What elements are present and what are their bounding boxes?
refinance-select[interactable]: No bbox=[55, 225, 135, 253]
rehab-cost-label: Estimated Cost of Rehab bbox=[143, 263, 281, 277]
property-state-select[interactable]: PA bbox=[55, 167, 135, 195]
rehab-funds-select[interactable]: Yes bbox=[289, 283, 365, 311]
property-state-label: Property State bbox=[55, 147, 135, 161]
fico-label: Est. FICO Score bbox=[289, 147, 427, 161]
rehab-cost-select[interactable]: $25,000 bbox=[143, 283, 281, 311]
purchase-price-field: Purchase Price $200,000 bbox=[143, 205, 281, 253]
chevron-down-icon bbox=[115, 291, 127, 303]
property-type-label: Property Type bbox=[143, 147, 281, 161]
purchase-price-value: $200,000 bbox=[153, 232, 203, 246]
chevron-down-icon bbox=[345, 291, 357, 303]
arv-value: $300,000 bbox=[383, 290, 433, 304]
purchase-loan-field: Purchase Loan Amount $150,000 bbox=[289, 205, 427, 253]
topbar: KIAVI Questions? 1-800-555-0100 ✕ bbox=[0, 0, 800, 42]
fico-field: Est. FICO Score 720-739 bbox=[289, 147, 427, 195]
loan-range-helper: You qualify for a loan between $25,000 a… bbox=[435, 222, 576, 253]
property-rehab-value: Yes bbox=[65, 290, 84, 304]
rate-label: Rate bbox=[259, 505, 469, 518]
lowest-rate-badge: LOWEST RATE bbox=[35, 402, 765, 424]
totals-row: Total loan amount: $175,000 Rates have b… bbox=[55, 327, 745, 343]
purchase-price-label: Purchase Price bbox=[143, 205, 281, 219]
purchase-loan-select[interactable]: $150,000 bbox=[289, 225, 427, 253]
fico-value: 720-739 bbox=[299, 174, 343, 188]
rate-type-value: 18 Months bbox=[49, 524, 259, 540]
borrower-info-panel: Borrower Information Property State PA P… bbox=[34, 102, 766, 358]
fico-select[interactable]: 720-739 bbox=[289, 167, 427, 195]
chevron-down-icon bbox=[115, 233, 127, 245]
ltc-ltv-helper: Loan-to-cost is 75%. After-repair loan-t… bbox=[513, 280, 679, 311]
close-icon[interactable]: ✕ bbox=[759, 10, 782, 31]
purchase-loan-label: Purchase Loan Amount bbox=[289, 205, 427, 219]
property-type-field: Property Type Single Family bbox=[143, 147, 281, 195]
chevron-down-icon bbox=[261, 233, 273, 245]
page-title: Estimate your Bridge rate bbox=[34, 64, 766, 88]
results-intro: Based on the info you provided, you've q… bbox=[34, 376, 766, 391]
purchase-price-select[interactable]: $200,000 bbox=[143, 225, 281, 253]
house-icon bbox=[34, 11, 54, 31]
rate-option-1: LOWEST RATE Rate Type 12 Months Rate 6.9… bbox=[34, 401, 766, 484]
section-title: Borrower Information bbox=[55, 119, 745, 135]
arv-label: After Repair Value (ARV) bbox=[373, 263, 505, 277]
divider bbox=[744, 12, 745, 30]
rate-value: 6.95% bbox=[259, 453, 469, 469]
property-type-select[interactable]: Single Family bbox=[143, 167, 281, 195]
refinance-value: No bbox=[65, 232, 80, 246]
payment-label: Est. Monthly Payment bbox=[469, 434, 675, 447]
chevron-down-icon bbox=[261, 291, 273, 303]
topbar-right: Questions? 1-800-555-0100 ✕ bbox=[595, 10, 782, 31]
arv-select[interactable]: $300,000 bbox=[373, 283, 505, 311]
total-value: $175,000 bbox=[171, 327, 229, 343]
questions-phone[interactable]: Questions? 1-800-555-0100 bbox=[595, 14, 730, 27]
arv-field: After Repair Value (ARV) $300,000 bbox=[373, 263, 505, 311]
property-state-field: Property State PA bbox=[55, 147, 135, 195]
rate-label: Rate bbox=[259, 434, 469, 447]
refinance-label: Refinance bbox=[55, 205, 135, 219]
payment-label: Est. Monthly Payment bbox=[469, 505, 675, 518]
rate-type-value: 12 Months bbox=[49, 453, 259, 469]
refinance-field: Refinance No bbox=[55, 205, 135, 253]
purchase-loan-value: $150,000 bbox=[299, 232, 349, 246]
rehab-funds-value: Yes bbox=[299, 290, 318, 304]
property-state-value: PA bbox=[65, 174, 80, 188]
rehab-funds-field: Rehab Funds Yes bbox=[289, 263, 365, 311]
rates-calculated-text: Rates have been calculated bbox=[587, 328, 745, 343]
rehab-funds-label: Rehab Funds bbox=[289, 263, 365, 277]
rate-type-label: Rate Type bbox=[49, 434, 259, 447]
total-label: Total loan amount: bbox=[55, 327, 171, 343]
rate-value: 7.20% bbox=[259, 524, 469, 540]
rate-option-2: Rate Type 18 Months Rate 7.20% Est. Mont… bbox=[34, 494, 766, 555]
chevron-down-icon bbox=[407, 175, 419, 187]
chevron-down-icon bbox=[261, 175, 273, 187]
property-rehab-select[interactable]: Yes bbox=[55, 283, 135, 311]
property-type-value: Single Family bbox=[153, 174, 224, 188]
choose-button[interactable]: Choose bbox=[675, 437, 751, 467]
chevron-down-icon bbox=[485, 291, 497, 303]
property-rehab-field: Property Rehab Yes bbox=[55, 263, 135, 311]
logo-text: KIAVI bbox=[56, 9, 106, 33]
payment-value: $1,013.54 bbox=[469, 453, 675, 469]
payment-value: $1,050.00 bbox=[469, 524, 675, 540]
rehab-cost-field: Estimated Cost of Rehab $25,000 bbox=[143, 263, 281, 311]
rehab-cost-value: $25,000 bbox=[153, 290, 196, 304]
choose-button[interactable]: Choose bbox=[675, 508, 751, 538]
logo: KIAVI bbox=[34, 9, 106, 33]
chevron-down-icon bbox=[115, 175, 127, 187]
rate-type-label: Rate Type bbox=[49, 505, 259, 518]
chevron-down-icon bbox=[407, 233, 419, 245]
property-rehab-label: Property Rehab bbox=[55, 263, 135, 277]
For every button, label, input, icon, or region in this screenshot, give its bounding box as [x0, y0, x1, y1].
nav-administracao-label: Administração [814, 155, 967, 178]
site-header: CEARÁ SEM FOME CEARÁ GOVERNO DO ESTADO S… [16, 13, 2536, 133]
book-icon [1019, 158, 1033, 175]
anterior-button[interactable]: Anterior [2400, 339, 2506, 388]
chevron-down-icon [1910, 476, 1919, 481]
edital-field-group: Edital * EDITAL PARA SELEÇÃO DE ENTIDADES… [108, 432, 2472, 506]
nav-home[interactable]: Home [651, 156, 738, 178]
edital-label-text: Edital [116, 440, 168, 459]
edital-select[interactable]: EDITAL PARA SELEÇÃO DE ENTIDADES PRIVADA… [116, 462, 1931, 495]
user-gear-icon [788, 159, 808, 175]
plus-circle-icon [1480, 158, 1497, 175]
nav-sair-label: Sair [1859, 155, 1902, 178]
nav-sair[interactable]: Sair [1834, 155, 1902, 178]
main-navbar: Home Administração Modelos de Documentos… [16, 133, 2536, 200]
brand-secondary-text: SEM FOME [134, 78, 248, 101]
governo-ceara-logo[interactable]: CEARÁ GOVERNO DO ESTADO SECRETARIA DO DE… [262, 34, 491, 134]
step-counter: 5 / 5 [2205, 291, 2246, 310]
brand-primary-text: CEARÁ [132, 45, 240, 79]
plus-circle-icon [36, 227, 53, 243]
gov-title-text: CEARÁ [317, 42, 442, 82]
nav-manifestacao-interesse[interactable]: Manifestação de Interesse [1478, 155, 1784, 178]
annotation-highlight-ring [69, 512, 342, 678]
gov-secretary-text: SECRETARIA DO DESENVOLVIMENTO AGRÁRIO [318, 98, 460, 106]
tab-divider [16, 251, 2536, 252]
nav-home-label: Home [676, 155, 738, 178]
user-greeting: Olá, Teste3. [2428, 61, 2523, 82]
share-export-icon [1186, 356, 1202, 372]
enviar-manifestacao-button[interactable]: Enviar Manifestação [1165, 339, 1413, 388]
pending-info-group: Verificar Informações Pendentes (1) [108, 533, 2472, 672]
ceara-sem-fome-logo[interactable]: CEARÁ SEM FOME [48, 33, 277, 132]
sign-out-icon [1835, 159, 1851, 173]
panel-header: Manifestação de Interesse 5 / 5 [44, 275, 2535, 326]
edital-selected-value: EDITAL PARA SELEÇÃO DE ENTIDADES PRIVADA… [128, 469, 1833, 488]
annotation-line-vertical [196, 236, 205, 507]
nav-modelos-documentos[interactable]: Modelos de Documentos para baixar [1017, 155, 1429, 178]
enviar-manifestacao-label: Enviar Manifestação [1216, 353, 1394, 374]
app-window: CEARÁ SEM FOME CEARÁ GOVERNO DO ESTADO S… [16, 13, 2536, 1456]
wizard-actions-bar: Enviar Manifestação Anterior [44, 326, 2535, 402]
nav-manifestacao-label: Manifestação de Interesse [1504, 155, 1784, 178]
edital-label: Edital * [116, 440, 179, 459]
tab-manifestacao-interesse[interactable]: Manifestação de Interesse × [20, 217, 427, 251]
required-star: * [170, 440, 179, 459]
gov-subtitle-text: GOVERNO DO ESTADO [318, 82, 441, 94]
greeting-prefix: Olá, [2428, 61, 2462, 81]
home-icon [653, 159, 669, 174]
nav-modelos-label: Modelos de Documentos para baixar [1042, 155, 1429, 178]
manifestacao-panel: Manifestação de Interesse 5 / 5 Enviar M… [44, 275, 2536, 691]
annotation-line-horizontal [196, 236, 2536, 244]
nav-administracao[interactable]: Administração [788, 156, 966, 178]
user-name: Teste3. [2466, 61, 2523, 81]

**ARBEITSAUFTRAG:**
Geben Sie alles vom Beginn der Einträge oben bis einschließlich der Zeile mit "results-intro: Based on" als nummerierte Liste wieder. Leerzeilen werden dabei ausgelassen.

**ERGEBNIS:**
1. What elements are present and what are their bounding boxes?
2. refinance-select[interactable]: No bbox=[55, 225, 135, 253]
3. rehab-cost-label: Estimated Cost of Rehab bbox=[143, 263, 281, 277]
4. property-state-select[interactable]: PA bbox=[55, 167, 135, 195]
5. rehab-funds-select[interactable]: Yes bbox=[289, 283, 365, 311]
6. property-state-label: Property State bbox=[55, 147, 135, 161]
7. fico-label: Est. FICO Score bbox=[289, 147, 427, 161]
8. rehab-cost-select[interactable]: $25,000 bbox=[143, 283, 281, 311]
9. purchase-price-field: Purchase Price $200,000 bbox=[143, 205, 281, 253]
10. chevron-down-icon bbox=[115, 291, 127, 303]
11. property-type-label: Property Type bbox=[143, 147, 281, 161]
12. purchase-price-value: $200,000 bbox=[153, 232, 203, 246]
13. chevron-down-icon bbox=[345, 291, 357, 303]
14. arv-value: $300,000 bbox=[383, 290, 433, 304]
15. purchase-loan-field: Purchase Loan Amount $150,000 bbox=[289, 205, 427, 253]
16. topbar: KIAVI Questions? 1-800-555-0100 ✕ bbox=[0, 0, 800, 42]
17. fico-field: Est. FICO Score 720-739 bbox=[289, 147, 427, 195]
18. loan-range-helper: You qualify for a loan between $25,000 a… bbox=[435, 222, 576, 253]
19. property-rehab-value: Yes bbox=[65, 290, 84, 304]
20. rate-label: Rate bbox=[259, 505, 469, 518]
21. lowest-rate-badge: LOWEST RATE bbox=[35, 402, 765, 424]
22. totals-row: Total loan amount: $175,000 Rates have b… bbox=[55, 327, 745, 343]
23. purchase-price-label: Purchase Price bbox=[143, 205, 281, 219]
24. purchase-loan-select[interactable]: $150,000 bbox=[289, 225, 427, 253]
25. fico-value: 720-739 bbox=[299, 174, 343, 188]
26. rate-type-value: 18 Months bbox=[49, 524, 259, 540]
27. borrower-info-panel: Borrower Information Property State PA P… bbox=[34, 102, 766, 358]
28. fico-select[interactable]: 720-739 bbox=[289, 167, 427, 195]
29. chevron-down-icon bbox=[115, 233, 127, 245]
30. ltc-ltv-helper: Loan-to-cost is 75%. After-repair loan-t… bbox=[513, 280, 679, 311]
31. close-icon[interactable]: ✕ bbox=[759, 10, 782, 31]
32. purchase-loan-label: Purchase Loan Amount bbox=[289, 205, 427, 219]
33. property-type-field: Property Type Single Family bbox=[143, 147, 281, 195]
34. chevron-down-icon bbox=[261, 233, 273, 245]
35. page-title: Estimate your Bridge rate bbox=[34, 64, 766, 88]
36. results-intro: Based on the info you provided, you've q… bbox=[34, 376, 766, 391]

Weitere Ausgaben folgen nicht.